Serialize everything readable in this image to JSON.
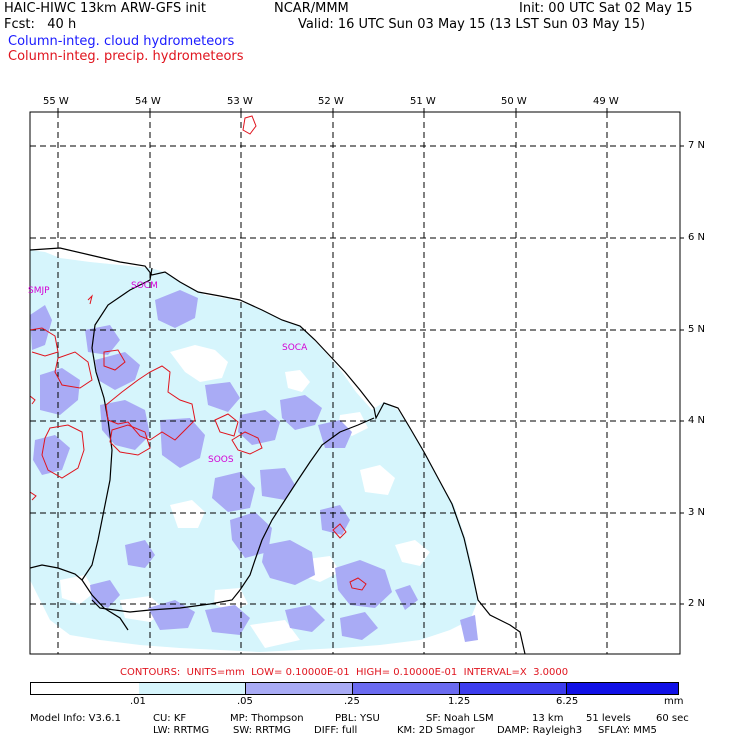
{
  "header": {
    "title_left": "HAIC-HIWC 13km ARW-GFS init",
    "title_center": "NCAR/MMM",
    "init": "Init: 00 UTC Sat 02 May 15",
    "fcst": "Fcst:   40 h",
    "valid": "Valid: 16 UTC Sun 03 May 15 (13 LST Sun 03 May 15)",
    "field_cloud": "Column-integ. cloud hydrometeors",
    "field_precip": "Column-integ. precip. hydrometeors"
  },
  "map": {
    "lon_labels": [
      "55 W",
      "54 W",
      "53 W",
      "52 W",
      "51 W",
      "50 W",
      "49 W"
    ],
    "lat_labels": [
      "7 N",
      "6 N",
      "5 N",
      "4 N",
      "3 N",
      "2 N"
    ],
    "stations": [
      "SMJP",
      "SOCM",
      "SOCA",
      "SOOS"
    ]
  },
  "contour_info": "CONTOURS:  UNITS=mm  LOW= 0.10000E-01  HIGH= 0.10000E-01  INTERVAL=X  3.0000",
  "colorbar": {
    "labels": [
      ".01",
      ".05",
      ".25",
      "1.25",
      "6.25"
    ],
    "units": "mm",
    "colors": [
      "#ffffff",
      "#d6f5fc",
      "#a9abf5",
      "#6b6bf0",
      "#3c3ced",
      "#1010e6"
    ]
  },
  "model_info": {
    "line1": [
      "Model Info: V3.6.1",
      "CU: KF",
      "MP: Thompson",
      "PBL: YSU",
      "SF: Noah LSM",
      "13 km",
      "51 levels",
      "60 sec"
    ],
    "line2": [
      "LW: RRTMG",
      "SW: RRTMG",
      "DIFF: full",
      "KM: 2D Smagor",
      "DAMP: Rayleigh3",
      "SFLAY: MM5"
    ]
  }
}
◇ ◇ ◇ ◇ ◇
■ AIM OF THE EXERCISE:
Your copy should hold every record word for word and none of the pictures.

■ EXERCISE SOLUTION:
Serialize everything readable in this image to JSON.
{
  "header": {
    "title_left": "HAIC-HIWC 13km ARW-GFS init",
    "title_center": "NCAR/MMM",
    "init": "Init: 00 UTC Sat 02 May 15",
    "fcst": "Fcst:   40 h",
    "valid": "Valid: 16 UTC Sun 03 May 15 (13 LST Sun 03 May 15)",
    "field_cloud": "Column-integ. cloud hydrometeors",
    "field_precip": "Column-integ. precip. hydrometeors"
  },
  "map": {
    "lon_labels": [
      "55 W",
      "54 W",
      "53 W",
      "52 W",
      "51 W",
      "50 W",
      "49 W"
    ],
    "lat_labels": [
      "7 N",
      "6 N",
      "5 N",
      "4 N",
      "3 N",
      "2 N"
    ],
    "stations": [
      "SMJP",
      "SOCM",
      "SOCA",
      "SOOS"
    ]
  },
  "contour_info": "CONTOURS:  UNITS=mm  LOW= 0.10000E-01  HIGH= 0.10000E-01  INTERVAL=X  3.0000",
  "colorbar": {
    "labels": [
      ".01",
      ".05",
      ".25",
      "1.25",
      "6.25"
    ],
    "units": "mm",
    "colors": [
      "#ffffff",
      "#d6f5fc",
      "#a9abf5",
      "#6b6bf0",
      "#3c3ced",
      "#1010e6"
    ]
  },
  "model_info": {
    "line1": [
      "Model Info: V3.6.1",
      "CU: KF",
      "MP: Thompson",
      "PBL: YSU",
      "SF: Noah LSM",
      "13 km",
      "51 levels",
      "60 sec"
    ],
    "line2": [
      "LW: RRTMG",
      "SW: RRTMG",
      "DIFF: full",
      "KM: 2D Smagor",
      "DAMP: Rayleigh3",
      "SFLAY: MM5"
    ]
  }
}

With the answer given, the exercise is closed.